◆ WHAT IS REQUIRED ◆
Exactly reproduce all the records, keeping pictures out of the copy.

◆ TASK MATERIAL ◆
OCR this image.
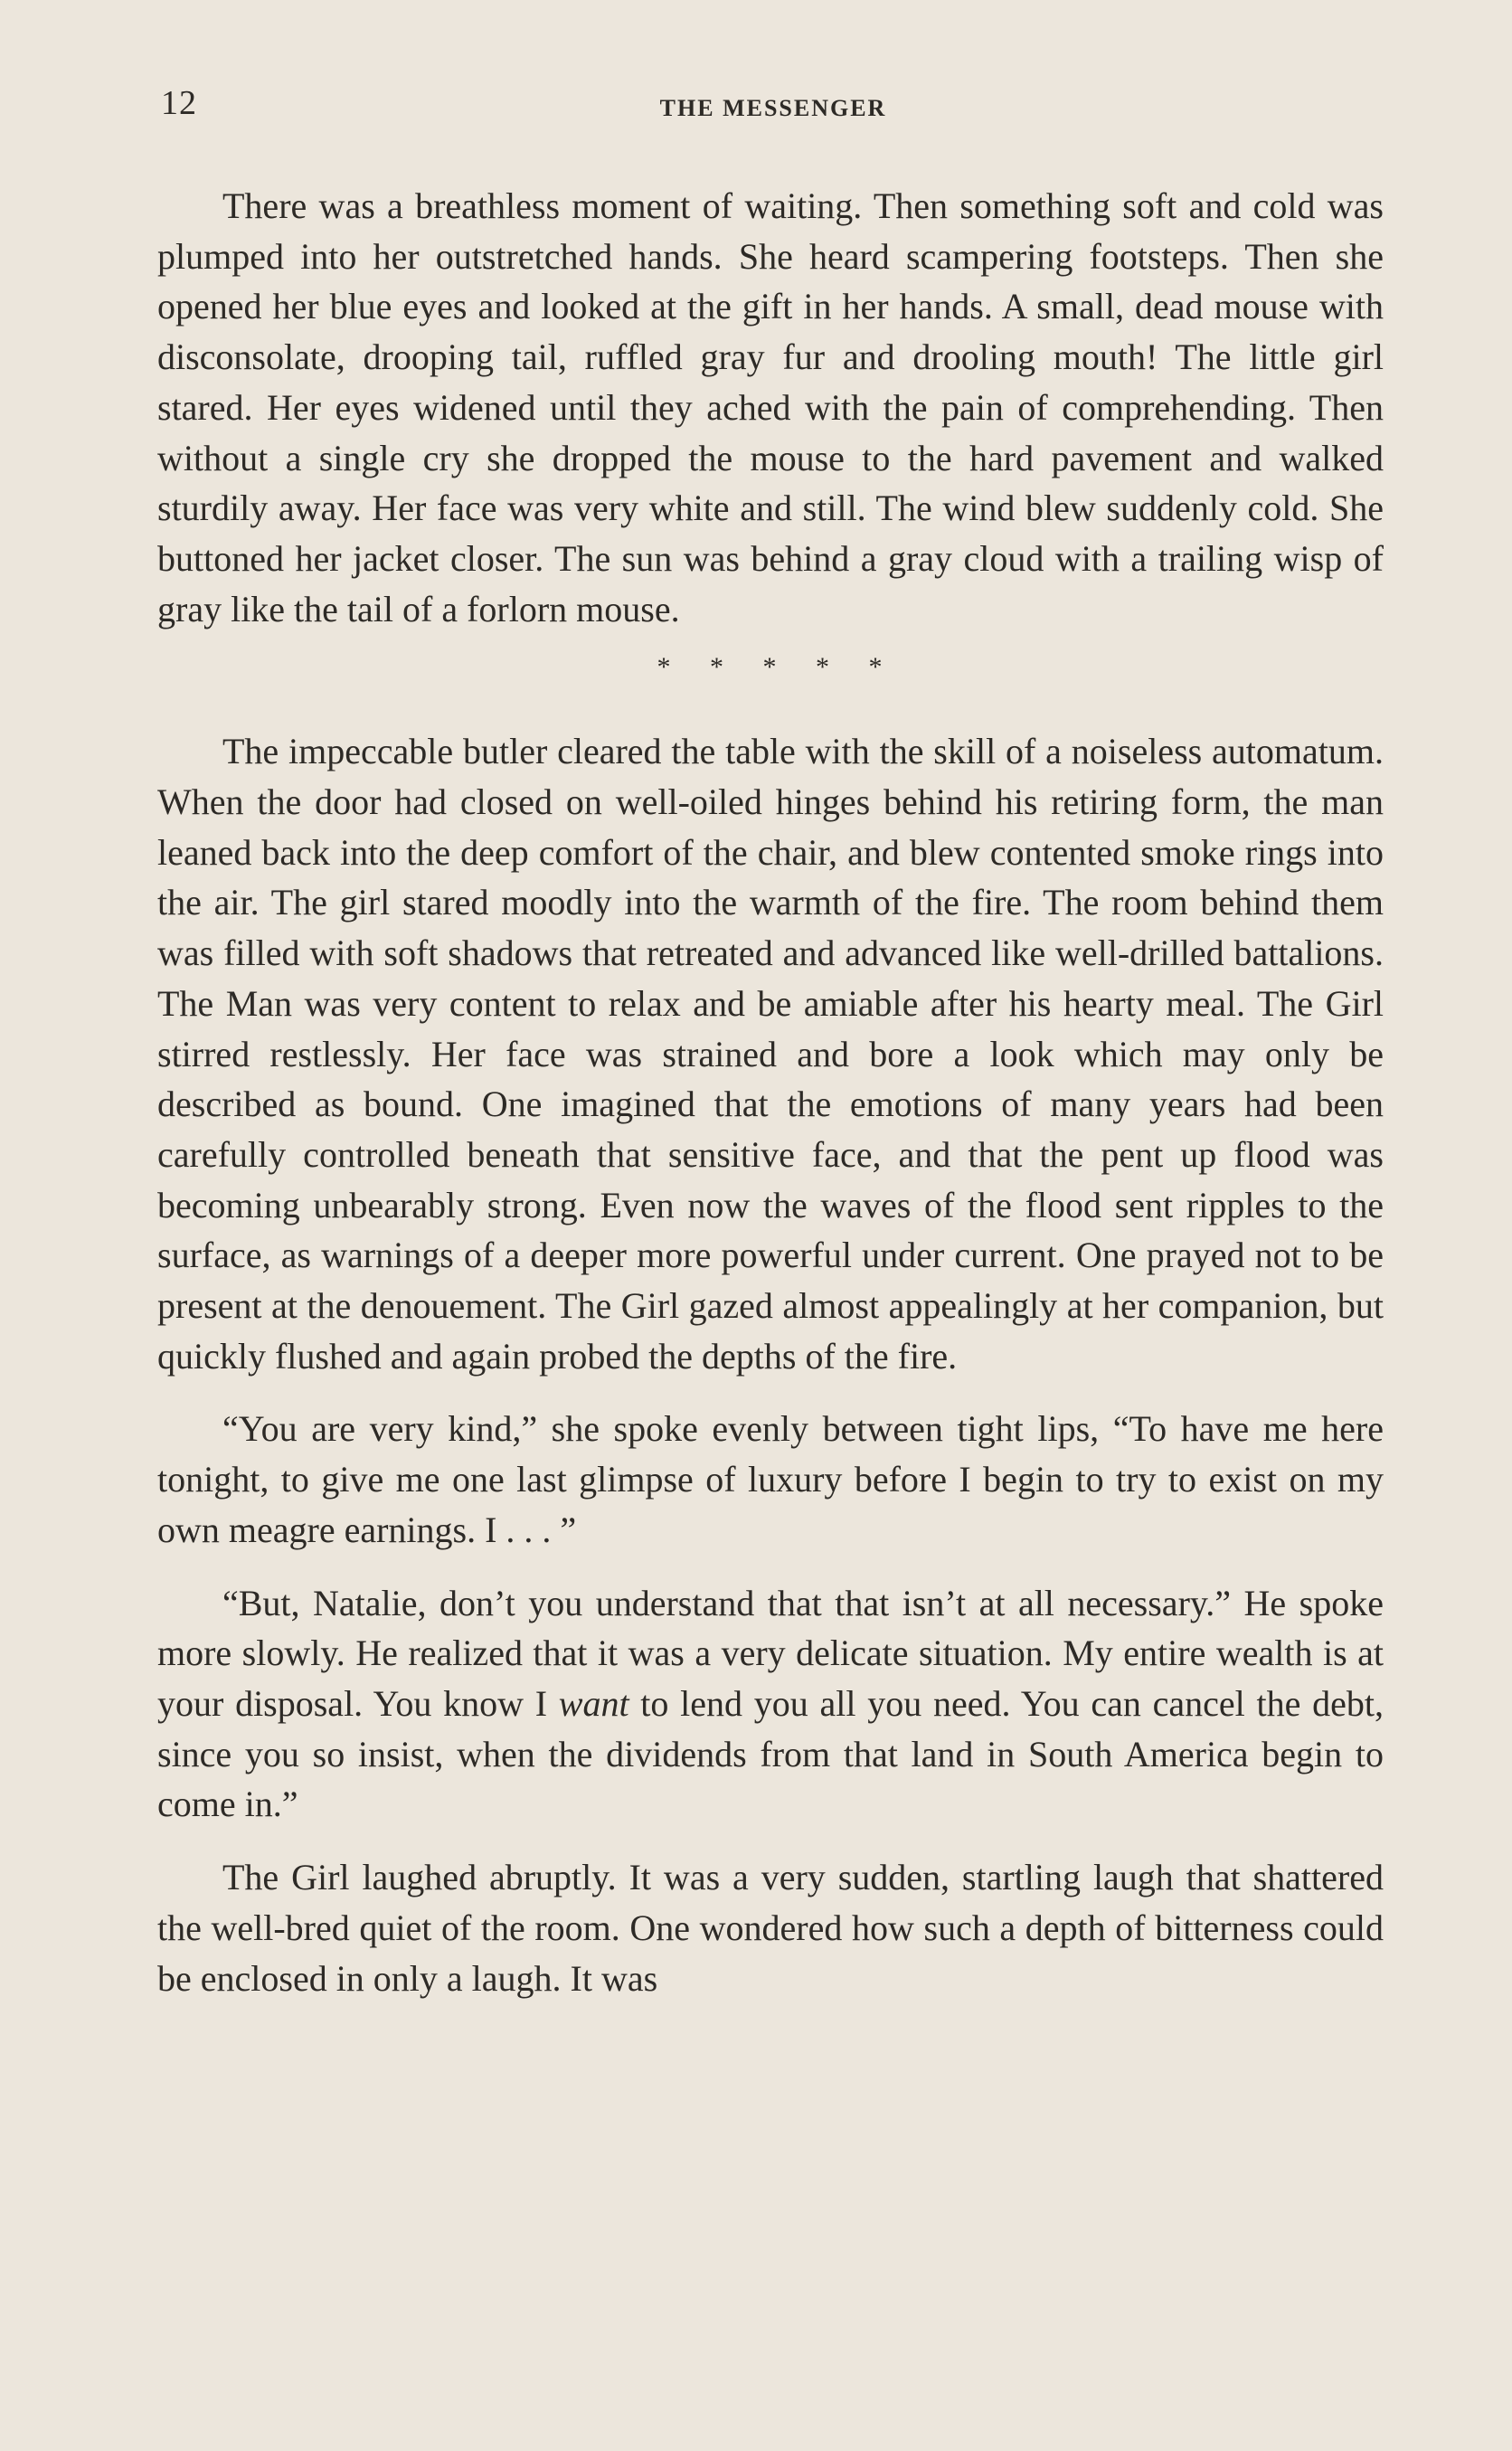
12	THE MESSENGER

There was a breathless moment of waiting. Then something soft and cold was plumped into her outstretched hands. She heard scampering footsteps. Then she opened her blue eyes and looked at the gift in her hands. A small, dead mouse with disconsolate, drooping tail, ruffled gray fur and drooling mouth! The little girl stared. Her eyes widened until they ached with the pain of comprehending. Then without a single cry she dropped the mouse to the hard pavement and walked sturdily away. Her face was very white and still. The wind blew suddenly cold. She buttoned her jacket closer. The sun was behind a gray cloud with a trailing wisp of gray like the tail of a forlorn mouse.

* * * * *

The impeccable butler cleared the table with the skill of a noiseless automatum. When the door had closed on well-oiled hinges behind his retiring form, the man leaned back into the deep comfort of the chair, and blew contented smoke rings into the air. The girl stared moodly into the warmth of the fire. The room behind them was filled with soft shadows that retreated and advanced like well-drilled battalions. The Man was very content to relax and be amiable after his hearty meal. The Girl stirred restlessly. Her face was strained and bore a look which may only be described as bound. One imagined that the emotions of many years had been carefully controlled beneath that sensitive face, and that the pent up flood was becoming unbearably strong. Even now the waves of the flood sent ripples to the surface, as warnings of a deeper more powerful under current. One prayed not to be present at the denouement. The Girl gazed almost appealingly at her companion, but quickly flushed and again probed the depths of the fire.

“You are very kind,” she spoke evenly between tight lips, “To have me here tonight, to give me one last glimpse of luxury before I begin to try to exist on my own meagre earnings. I . . . ”

“But, Natalie, don’t you understand that that isn’t at all necessary.” He spoke more slowly. He realized that it was a very delicate situation. My entire wealth is at your disposal. You know I want to lend you all you need. You can cancel the debt, since you so insist, when the dividends from that land in South America begin to come in.”

The Girl laughed abruptly. It was a very sudden, startling laugh that shattered the well-bred quiet of the room. One wondered how such a depth of bitterness could be enclosed in only a laugh. It was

◆ FULL RESPONSE ◆
OCR this image.
12	THE MESSENGER

There was a breathless moment of waiting. Then something soft and cold was plumped into her outstretched hands. She heard scampering footsteps. Then she opened her blue eyes and looked at the gift in her hands. A small, dead mouse with disconsolate, drooping tail, ruffled gray fur and drooling mouth! The little girl stared. Her eyes widened until they ached with the pain of comprehending. Then without a single cry she dropped the mouse to the hard pavement and walked sturdily away. Her face was very white and still. The wind blew suddenly cold. She buttoned her jacket closer. The sun was behind a gray cloud with a trailing wisp of gray like the tail of a forlorn mouse.

* * * * *

The impeccable butler cleared the table with the skill of a noiseless automatum. When the door had closed on well-oiled hinges behind his retiring form, the man leaned back into the deep comfort of the chair, and blew contented smoke rings into the air. The girl stared moodly into the warmth of the fire. The room behind them was filled with soft shadows that retreated and advanced like well-drilled battalions. The Man was very content to relax and be amiable after his hearty meal. The Girl stirred restlessly. Her face was strained and bore a look which may only be described as bound. One imagined that the emotions of many years had been carefully controlled beneath that sensitive face, and that the pent up flood was becoming unbearably strong. Even now the waves of the flood sent ripples to the surface, as warnings of a deeper more powerful under current. One prayed not to be present at the denouement. The Girl gazed almost appealingly at her companion, but quickly flushed and again probed the depths of the fire.

“You are very kind,” she spoke evenly between tight lips, “To have me here tonight, to give me one last glimpse of luxury before I begin to try to exist on my own meagre earnings. I . . . ”

“But, Natalie, don’t you understand that that isn’t at all necessary.” He spoke more slowly. He realized that it was a very delicate situation. My entire wealth is at your disposal. You know I want to lend you all you need. You can cancel the debt, since you so insist, when the dividends from that land in South America begin to come in.”

The Girl laughed abruptly. It was a very sudden, startling laugh that shattered the well-bred quiet of the room. One wondered how such a depth of bitterness could be enclosed in only a laugh. It was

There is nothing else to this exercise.